§ YOUR TASK:
Tally the lines that contain the string "filled" and give the number by itself.

Figure collection entries:
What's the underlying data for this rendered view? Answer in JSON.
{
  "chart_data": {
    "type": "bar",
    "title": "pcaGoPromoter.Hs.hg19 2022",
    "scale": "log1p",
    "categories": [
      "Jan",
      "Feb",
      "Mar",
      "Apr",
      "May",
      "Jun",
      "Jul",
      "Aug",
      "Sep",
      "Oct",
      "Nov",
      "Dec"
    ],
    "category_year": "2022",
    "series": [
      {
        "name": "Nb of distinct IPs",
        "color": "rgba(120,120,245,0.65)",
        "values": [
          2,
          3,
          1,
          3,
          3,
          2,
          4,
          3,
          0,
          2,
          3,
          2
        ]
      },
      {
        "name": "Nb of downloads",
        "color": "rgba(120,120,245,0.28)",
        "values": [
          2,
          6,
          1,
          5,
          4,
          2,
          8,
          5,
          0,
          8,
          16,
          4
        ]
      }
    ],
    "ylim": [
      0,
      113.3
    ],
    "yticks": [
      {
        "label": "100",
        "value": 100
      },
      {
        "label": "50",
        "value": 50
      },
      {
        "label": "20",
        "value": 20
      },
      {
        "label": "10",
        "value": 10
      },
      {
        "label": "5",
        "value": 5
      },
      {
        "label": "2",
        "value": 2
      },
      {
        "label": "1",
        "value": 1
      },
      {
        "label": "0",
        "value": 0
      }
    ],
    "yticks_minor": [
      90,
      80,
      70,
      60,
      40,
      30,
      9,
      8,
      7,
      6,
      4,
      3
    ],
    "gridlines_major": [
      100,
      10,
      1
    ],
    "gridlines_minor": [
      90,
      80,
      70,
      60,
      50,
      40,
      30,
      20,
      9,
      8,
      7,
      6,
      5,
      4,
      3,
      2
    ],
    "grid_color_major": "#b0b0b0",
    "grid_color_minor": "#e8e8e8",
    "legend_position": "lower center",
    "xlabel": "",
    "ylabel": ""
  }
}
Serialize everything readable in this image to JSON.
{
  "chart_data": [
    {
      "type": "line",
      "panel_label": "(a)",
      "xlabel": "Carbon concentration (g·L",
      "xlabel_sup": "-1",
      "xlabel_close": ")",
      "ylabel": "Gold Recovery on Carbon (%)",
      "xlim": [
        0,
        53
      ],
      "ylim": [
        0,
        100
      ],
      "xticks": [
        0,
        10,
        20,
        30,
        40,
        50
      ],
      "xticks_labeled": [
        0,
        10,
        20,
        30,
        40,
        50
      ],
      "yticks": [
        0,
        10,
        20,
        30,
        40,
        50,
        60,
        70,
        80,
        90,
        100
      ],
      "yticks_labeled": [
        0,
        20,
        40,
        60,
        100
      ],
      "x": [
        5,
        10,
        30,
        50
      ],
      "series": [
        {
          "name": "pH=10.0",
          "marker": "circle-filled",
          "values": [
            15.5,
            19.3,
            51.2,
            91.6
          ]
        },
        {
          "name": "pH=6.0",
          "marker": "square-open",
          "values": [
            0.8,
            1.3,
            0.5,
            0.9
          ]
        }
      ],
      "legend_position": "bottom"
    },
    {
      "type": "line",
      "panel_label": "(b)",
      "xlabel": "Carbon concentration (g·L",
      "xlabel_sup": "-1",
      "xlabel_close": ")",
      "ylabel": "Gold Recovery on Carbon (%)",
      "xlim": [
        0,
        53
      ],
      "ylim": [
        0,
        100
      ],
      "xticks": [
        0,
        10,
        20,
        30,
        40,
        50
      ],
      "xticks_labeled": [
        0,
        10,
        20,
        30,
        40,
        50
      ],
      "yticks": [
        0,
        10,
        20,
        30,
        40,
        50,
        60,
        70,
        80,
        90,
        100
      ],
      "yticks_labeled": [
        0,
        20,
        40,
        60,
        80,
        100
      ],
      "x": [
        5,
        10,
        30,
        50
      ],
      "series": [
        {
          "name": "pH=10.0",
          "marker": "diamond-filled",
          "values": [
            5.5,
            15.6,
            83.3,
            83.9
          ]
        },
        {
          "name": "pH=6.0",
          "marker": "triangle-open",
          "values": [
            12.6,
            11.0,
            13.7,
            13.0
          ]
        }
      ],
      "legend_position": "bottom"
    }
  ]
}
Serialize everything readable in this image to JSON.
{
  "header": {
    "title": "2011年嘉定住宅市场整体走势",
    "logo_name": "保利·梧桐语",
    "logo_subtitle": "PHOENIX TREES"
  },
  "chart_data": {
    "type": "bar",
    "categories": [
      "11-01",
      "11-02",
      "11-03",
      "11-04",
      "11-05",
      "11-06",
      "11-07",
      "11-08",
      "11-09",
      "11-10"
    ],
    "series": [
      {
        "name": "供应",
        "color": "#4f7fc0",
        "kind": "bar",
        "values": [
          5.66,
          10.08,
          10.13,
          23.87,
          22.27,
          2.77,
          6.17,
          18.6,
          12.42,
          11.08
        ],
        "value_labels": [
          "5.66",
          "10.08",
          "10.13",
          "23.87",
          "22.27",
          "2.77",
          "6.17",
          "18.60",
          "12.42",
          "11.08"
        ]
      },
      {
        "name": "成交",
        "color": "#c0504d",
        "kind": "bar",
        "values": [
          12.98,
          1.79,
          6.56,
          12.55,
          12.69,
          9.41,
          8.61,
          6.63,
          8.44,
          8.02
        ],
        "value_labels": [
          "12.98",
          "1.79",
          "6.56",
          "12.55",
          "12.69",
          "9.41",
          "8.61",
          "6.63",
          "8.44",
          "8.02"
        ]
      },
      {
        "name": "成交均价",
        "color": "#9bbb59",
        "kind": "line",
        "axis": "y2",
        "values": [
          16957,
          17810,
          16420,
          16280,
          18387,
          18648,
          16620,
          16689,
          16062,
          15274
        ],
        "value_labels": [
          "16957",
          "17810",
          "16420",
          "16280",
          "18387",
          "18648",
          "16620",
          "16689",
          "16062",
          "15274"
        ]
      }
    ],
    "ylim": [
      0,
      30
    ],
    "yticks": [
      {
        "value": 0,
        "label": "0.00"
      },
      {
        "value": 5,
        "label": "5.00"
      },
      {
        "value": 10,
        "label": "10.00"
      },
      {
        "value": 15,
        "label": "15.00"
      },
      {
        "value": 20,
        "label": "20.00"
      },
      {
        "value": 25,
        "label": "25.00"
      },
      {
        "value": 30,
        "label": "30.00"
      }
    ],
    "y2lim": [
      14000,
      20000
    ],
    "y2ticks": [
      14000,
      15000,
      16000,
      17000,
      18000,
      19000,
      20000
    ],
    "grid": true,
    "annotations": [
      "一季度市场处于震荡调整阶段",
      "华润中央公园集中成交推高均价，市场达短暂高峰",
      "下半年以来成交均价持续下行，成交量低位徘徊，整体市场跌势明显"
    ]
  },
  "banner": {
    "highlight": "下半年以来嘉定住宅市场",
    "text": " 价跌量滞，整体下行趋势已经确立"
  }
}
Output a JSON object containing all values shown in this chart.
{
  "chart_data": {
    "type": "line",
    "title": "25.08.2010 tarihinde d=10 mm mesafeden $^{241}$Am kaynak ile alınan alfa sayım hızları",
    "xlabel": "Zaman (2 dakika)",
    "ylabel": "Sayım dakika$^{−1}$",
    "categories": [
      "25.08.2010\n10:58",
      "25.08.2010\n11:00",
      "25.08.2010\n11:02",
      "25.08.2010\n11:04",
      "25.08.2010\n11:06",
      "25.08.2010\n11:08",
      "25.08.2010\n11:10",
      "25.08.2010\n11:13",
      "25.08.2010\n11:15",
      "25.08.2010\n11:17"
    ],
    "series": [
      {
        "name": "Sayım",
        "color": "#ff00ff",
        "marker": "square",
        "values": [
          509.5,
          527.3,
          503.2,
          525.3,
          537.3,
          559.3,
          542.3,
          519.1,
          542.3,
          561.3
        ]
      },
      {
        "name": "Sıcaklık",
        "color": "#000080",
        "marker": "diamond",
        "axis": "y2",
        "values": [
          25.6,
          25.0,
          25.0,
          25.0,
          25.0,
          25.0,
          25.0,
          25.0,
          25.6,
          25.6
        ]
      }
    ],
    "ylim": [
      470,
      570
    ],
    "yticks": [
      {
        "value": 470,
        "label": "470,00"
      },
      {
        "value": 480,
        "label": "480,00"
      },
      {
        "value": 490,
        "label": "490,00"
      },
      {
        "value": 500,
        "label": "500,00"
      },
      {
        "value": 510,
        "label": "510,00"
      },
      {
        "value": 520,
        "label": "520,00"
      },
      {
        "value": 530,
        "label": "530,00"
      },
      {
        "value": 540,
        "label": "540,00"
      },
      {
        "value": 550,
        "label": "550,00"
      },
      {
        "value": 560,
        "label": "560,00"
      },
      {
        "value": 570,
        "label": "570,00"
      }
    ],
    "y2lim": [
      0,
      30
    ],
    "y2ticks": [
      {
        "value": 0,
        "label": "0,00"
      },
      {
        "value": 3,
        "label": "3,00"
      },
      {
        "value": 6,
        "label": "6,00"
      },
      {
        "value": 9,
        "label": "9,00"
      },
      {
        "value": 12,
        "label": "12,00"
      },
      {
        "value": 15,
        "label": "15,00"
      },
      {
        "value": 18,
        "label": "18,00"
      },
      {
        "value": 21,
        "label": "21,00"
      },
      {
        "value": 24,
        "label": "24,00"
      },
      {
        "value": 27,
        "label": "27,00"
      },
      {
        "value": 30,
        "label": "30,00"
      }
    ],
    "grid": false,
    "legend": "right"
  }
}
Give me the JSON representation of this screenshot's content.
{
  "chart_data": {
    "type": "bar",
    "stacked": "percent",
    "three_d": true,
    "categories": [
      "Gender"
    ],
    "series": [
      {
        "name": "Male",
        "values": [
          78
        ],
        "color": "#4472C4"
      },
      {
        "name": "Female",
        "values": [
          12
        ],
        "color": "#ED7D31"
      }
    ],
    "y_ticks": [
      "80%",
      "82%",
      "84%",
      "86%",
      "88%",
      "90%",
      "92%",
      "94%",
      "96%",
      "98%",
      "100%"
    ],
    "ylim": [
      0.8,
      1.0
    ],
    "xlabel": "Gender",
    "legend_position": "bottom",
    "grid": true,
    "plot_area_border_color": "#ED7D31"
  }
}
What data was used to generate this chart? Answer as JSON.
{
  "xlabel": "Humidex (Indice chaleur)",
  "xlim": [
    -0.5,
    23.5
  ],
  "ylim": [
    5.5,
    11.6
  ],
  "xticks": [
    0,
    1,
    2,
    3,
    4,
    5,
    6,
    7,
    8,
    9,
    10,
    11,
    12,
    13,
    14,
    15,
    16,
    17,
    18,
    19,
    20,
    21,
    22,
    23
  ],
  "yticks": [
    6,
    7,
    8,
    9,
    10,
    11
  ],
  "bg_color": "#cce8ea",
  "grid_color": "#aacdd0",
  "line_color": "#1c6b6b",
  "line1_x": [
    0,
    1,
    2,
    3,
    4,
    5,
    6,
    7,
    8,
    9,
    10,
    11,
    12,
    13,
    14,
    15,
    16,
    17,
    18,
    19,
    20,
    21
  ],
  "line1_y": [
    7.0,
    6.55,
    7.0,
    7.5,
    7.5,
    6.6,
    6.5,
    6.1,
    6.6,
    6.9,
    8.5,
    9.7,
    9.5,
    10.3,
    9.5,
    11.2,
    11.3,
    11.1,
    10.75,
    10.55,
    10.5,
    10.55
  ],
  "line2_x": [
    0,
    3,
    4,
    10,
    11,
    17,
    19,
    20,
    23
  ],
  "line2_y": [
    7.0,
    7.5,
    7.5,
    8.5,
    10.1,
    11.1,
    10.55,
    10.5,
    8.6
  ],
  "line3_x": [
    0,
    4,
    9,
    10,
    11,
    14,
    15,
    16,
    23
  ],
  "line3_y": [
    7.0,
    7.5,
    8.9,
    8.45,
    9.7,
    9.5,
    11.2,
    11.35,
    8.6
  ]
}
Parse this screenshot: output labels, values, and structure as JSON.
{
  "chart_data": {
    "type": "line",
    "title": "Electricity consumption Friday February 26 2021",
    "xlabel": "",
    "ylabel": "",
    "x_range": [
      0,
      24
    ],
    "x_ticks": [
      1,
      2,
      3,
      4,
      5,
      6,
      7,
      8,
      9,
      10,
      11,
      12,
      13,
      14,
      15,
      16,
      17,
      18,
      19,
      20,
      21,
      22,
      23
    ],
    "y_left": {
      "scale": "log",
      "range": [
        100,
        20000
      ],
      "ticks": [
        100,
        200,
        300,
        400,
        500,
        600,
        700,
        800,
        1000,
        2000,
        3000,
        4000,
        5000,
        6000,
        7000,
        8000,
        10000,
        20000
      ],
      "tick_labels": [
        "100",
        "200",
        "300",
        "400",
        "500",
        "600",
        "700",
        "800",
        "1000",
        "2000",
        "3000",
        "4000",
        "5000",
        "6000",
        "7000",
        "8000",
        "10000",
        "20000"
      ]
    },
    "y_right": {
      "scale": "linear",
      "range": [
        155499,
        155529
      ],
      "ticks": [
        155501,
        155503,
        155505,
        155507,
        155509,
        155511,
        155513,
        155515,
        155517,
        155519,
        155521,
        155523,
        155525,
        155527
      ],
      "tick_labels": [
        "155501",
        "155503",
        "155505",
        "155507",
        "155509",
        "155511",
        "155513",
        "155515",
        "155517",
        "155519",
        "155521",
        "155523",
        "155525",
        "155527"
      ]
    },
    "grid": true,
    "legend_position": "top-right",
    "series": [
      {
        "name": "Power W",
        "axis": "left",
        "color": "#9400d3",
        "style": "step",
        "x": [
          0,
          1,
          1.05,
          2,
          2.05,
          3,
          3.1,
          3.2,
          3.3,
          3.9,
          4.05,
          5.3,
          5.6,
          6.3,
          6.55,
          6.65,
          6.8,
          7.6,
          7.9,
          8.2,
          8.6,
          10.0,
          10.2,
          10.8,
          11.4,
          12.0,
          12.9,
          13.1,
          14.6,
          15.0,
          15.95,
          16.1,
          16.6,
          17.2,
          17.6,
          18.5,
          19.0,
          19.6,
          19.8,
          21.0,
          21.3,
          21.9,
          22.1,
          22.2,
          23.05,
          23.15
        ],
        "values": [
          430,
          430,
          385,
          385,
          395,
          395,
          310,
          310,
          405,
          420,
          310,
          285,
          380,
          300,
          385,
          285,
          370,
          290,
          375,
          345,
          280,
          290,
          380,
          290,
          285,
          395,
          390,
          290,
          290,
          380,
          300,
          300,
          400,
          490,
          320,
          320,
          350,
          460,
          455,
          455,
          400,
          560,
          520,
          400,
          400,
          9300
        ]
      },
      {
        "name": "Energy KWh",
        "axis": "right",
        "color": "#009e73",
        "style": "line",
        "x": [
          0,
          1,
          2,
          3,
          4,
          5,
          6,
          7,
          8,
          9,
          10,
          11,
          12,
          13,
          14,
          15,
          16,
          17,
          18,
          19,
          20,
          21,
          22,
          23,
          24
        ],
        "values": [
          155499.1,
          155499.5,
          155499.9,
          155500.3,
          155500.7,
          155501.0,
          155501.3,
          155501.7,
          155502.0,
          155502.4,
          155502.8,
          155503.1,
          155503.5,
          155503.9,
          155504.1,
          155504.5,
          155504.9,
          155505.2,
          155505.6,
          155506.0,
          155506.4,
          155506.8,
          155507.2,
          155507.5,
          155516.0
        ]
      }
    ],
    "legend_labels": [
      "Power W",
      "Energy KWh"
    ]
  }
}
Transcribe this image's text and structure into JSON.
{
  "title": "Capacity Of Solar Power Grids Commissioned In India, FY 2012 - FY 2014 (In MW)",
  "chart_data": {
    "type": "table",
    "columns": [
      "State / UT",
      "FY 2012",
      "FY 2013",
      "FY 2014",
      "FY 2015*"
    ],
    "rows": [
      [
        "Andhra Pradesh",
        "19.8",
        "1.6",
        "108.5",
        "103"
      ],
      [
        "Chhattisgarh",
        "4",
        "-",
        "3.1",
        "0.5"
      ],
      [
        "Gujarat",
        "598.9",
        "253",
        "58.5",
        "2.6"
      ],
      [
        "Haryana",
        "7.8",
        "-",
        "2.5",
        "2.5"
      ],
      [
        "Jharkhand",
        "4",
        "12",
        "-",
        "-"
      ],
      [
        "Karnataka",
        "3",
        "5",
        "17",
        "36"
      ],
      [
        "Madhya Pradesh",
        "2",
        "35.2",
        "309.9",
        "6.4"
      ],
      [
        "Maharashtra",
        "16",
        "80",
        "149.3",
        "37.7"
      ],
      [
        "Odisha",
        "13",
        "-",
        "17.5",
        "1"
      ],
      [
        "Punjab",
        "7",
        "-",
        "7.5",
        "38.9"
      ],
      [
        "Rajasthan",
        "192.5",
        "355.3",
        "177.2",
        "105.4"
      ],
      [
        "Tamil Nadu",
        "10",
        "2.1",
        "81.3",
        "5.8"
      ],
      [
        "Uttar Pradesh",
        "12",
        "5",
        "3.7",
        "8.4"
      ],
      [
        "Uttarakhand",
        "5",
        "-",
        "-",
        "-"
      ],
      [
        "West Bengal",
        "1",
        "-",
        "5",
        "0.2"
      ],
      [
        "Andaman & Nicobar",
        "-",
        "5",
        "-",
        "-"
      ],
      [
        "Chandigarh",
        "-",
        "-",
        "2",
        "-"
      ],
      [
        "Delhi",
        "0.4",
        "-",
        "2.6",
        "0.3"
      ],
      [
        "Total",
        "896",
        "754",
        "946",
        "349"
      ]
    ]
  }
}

§ COMPLETE ANSWER:
2